━━━━━ Material for this task

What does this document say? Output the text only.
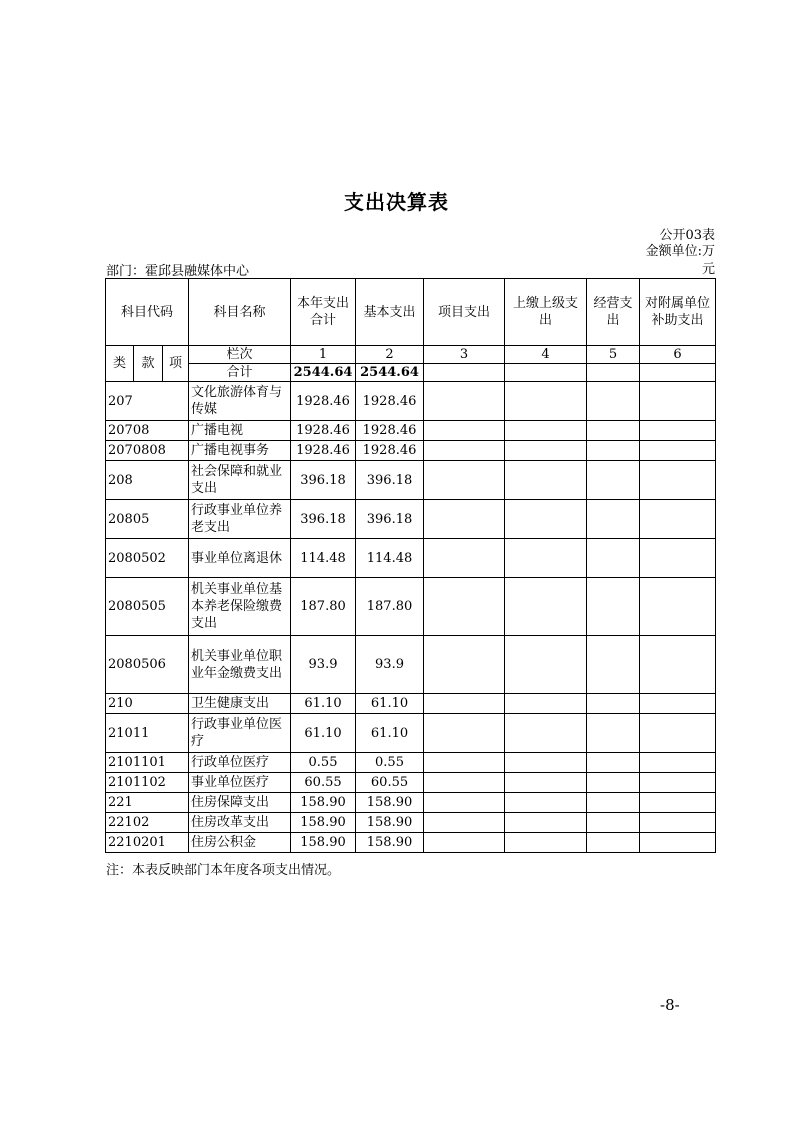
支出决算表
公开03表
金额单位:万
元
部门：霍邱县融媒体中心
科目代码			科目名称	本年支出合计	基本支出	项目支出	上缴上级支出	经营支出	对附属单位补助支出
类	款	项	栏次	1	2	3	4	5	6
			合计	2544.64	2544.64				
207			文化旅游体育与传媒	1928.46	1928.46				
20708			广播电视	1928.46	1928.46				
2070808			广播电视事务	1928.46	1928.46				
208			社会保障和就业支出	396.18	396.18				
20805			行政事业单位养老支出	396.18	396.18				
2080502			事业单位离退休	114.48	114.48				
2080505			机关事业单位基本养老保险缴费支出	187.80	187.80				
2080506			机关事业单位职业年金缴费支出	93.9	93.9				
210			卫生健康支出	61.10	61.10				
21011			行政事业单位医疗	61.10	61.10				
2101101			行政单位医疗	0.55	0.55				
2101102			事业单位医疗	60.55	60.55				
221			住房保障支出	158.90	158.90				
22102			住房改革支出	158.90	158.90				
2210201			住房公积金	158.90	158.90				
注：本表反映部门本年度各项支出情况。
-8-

━━━━━━━━━━
━━━━━ Material for this task

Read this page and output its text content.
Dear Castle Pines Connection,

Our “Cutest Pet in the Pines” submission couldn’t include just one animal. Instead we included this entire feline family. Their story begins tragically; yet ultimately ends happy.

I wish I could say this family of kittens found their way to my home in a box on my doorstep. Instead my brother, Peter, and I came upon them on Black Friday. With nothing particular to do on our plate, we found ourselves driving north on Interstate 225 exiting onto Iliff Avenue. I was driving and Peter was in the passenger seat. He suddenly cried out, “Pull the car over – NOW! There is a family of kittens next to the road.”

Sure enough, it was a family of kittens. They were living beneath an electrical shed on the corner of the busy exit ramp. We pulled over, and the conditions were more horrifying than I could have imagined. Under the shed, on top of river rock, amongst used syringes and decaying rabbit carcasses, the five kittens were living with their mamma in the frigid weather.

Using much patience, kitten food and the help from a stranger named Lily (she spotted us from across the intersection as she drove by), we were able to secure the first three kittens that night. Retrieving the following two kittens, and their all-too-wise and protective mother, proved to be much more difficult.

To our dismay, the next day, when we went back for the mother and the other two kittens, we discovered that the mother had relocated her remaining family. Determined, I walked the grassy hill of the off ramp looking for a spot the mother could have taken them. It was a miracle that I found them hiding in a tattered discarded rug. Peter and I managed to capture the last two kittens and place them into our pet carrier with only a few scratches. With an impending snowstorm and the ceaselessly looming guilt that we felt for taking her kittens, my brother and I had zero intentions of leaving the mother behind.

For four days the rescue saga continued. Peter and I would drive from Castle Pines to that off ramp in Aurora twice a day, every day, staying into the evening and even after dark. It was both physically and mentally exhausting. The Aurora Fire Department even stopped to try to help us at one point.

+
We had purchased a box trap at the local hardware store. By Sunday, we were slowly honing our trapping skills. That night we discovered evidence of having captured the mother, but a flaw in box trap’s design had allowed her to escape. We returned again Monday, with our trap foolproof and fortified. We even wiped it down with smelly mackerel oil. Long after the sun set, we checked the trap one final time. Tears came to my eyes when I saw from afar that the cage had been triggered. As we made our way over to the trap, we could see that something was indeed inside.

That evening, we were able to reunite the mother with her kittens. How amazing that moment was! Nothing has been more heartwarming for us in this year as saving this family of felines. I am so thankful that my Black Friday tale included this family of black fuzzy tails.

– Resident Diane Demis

━━━━━━━━━━

#### Stated goal
Check each line of the data above for the word "Black", then state how many lines have it. Give the number alone.

#### Full solution
2